::: RECORD SET
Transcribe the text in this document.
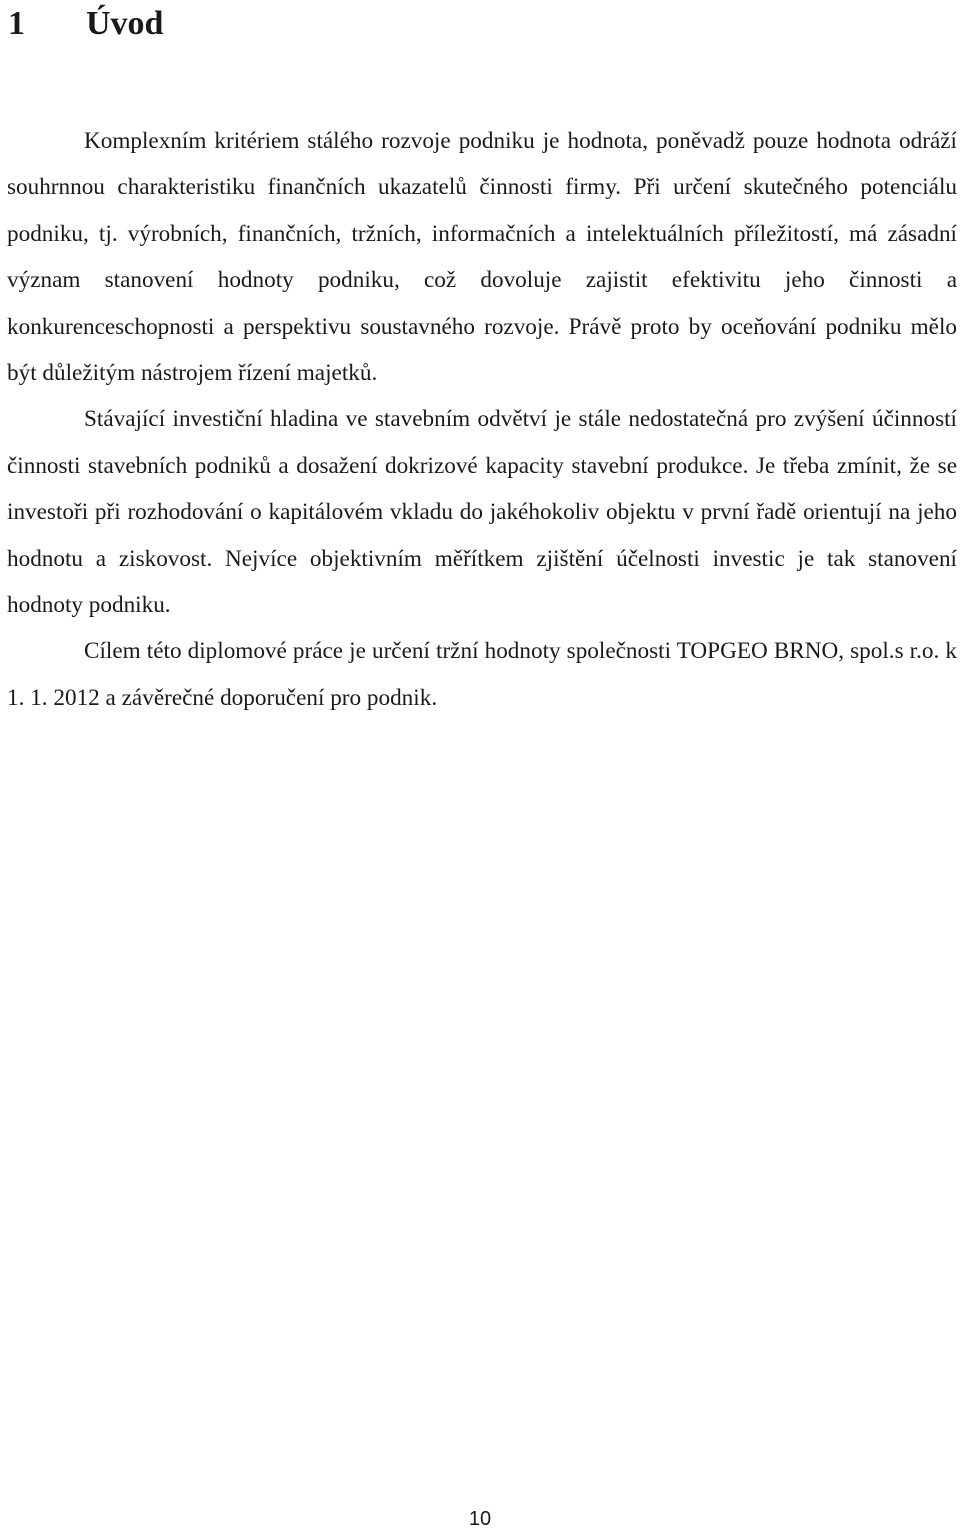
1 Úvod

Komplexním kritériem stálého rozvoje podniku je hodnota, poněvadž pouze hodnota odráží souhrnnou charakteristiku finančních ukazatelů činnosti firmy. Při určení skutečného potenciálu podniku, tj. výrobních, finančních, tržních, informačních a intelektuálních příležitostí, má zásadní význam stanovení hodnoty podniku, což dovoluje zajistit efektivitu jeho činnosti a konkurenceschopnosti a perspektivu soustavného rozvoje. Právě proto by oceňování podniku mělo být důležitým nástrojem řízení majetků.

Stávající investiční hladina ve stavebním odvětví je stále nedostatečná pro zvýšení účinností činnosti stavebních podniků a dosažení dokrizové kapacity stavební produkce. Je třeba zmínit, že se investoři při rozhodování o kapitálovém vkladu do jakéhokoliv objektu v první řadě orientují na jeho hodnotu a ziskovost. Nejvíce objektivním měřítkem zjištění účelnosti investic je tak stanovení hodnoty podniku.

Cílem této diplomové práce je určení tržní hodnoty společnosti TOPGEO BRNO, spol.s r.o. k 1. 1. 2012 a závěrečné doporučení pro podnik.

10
::::::
[YOUR OBJECTIVE]:
Say, as a bare number, how many lines in the entries above include the string "stanovení".

[CORRECT OUTPUT]:
2